Excerpts from a figure dataset
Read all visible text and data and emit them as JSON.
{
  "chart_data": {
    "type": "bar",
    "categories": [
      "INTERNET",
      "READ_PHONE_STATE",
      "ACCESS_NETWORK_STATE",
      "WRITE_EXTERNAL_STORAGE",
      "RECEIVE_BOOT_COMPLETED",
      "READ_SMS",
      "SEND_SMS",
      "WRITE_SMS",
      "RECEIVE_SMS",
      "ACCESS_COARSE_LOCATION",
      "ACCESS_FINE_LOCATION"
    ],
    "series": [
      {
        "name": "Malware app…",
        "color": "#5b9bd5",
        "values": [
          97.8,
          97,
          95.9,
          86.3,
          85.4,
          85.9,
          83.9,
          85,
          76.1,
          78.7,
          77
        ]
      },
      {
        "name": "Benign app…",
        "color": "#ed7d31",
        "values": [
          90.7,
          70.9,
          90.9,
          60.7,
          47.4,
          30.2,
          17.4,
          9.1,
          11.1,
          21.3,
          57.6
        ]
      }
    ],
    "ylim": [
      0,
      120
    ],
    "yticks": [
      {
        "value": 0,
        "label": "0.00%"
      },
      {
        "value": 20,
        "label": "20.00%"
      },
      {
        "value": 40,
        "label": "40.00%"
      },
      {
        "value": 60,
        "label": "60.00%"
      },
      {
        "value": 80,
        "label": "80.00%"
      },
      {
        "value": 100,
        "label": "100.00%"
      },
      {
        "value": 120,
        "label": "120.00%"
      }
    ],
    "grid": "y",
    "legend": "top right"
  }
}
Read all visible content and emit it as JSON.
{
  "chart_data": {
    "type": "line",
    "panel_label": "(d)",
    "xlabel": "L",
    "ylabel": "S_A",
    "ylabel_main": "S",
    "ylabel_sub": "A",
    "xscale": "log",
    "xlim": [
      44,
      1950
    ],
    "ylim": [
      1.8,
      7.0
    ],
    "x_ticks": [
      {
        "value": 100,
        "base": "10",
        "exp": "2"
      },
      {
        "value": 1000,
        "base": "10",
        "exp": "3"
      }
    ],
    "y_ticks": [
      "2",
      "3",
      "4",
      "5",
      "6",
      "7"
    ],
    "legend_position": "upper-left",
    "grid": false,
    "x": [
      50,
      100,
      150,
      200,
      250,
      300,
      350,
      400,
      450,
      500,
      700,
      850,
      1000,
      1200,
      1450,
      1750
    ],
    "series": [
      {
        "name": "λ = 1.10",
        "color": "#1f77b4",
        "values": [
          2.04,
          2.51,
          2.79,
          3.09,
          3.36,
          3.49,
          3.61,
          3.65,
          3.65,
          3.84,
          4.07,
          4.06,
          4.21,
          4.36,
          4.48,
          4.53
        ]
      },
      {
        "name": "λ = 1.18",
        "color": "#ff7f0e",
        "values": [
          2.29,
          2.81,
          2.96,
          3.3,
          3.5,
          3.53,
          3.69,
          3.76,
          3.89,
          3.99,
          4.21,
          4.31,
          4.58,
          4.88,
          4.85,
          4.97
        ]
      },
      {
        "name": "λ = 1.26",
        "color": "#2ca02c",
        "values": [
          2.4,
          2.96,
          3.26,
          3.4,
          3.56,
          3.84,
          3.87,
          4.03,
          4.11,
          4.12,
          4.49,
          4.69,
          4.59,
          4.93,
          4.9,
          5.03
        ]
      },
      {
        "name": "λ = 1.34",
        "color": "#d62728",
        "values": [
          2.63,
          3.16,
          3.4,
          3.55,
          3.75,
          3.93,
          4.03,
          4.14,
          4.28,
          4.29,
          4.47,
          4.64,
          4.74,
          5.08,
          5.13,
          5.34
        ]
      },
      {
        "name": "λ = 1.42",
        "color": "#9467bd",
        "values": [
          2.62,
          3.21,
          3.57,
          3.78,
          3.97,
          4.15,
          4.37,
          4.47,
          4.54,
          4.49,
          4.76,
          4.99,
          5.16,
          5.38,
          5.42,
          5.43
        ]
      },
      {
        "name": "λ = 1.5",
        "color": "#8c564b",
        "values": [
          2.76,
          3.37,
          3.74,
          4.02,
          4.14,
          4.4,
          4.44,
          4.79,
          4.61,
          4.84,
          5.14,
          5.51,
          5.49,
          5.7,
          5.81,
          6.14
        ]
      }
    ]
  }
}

_Your objective_
Output an exact copy of each record.

_Solution to this task_
Read all visible text and data and emit them as JSON.
{
  "chart_data": {
    "type": "bar",
    "categories": [
      "INTERNET",
      "READ_PHONE_STATE",
      "ACCESS_NETWORK_STATE",
      "WRITE_EXTERNAL_STORAGE",
      "RECEIVE_BOOT_COMPLETED",
      "READ_SMS",
      "SEND_SMS",
      "WRITE_SMS",
      "RECEIVE_SMS",
      "ACCESS_COARSE_LOCATION",
      "ACCESS_FINE_LOCATION"
    ],
    "series": [
      {
        "name": "Malware app…",
        "color": "#5b9bd5",
        "values": [
          97.8,
          97,
          95.9,
          86.3,
          85.4,
          85.9,
          83.9,
          85,
          76.1,
          78.7,
          77
        ]
      },
      {
        "name": "Benign app…",
        "color": "#ed7d31",
        "values": [
          90.7,
          70.9,
          90.9,
          60.7,
          47.4,
          30.2,
          17.4,
          9.1,
          11.1,
          21.3,
          57.6
        ]
      }
    ],
    "ylim": [
      0,
      120
    ],
    "yticks": [
      {
        "value": 0,
        "label": "0.00%"
      },
      {
        "value": 20,
        "label": "20.00%"
      },
      {
        "value": 40,
        "label": "40.00%"
      },
      {
        "value": 60,
        "label": "60.00%"
      },
      {
        "value": 80,
        "label": "80.00%"
      },
      {
        "value": 100,
        "label": "100.00%"
      },
      {
        "value": 120,
        "label": "120.00%"
      }
    ],
    "grid": "y",
    "legend": "top right"
  }
}
Read all visible content and emit it as JSON.
{
  "chart_data": {
    "type": "line",
    "panel_label": "(d)",
    "xlabel": "L",
    "ylabel": "S_A",
    "ylabel_main": "S",
    "ylabel_sub": "A",
    "xscale": "log",
    "xlim": [
      44,
      1950
    ],
    "ylim": [
      1.8,
      7.0
    ],
    "x_ticks": [
      {
        "value": 100,
        "base": "10",
        "exp": "2"
      },
      {
        "value": 1000,
        "base": "10",
        "exp": "3"
      }
    ],
    "y_ticks": [
      "2",
      "3",
      "4",
      "5",
      "6",
      "7"
    ],
    "legend_position": "upper-left",
    "grid": false,
    "x": [
      50,
      100,
      150,
      200,
      250,
      300,
      350,
      400,
      450,
      500,
      700,
      850,
      1000,
      1200,
      1450,
      1750
    ],
    "series": [
      {
        "name": "λ = 1.10",
        "color": "#1f77b4",
        "values": [
          2.04,
          2.51,
          2.79,
          3.09,
          3.36,
          3.49,
          3.61,
          3.65,
          3.65,
          3.84,
          4.07,
          4.06,
          4.21,
          4.36,
          4.48,
          4.53
        ]
      },
      {
        "name": "λ = 1.18",
        "color": "#ff7f0e",
        "values": [
          2.29,
          2.81,
          2.96,
          3.3,
          3.5,
          3.53,
          3.69,
          3.76,
          3.89,
          3.99,
          4.21,
          4.31,
          4.58,
          4.88,
          4.85,
          4.97
        ]
      },
      {
        "name": "λ = 1.26",
        "color": "#2ca02c",
        "values": [
          2.4,
          2.96,
          3.26,
          3.4,
          3.56,
          3.84,
          3.87,
          4.03,
          4.11,
          4.12,
          4.49,
          4.69,
          4.59,
          4.93,
          4.9,
          5.03
        ]
      },
      {
        "name": "λ = 1.34",
        "color": "#d62728",
        "values": [
          2.63,
          3.16,
          3.4,
          3.55,
          3.75,
          3.93,
          4.03,
          4.14,
          4.28,
          4.29,
          4.47,
          4.64,
          4.74,
          5.08,
          5.13,
          5.34
        ]
      },
      {
        "name": "λ = 1.42",
        "color": "#9467bd",
        "values": [
          2.62,
          3.21,
          3.57,
          3.78,
          3.97,
          4.15,
          4.37,
          4.47,
          4.54,
          4.49,
          4.76,
          4.99,
          5.16,
          5.38,
          5.42,
          5.43
        ]
      },
      {
        "name": "λ = 1.5",
        "color": "#8c564b",
        "values": [
          2.76,
          3.37,
          3.74,
          4.02,
          4.14,
          4.4,
          4.44,
          4.79,
          4.61,
          4.84,
          5.14,
          5.51,
          5.49,
          5.7,
          5.81,
          6.14
        ]
      }
    ]
  }
}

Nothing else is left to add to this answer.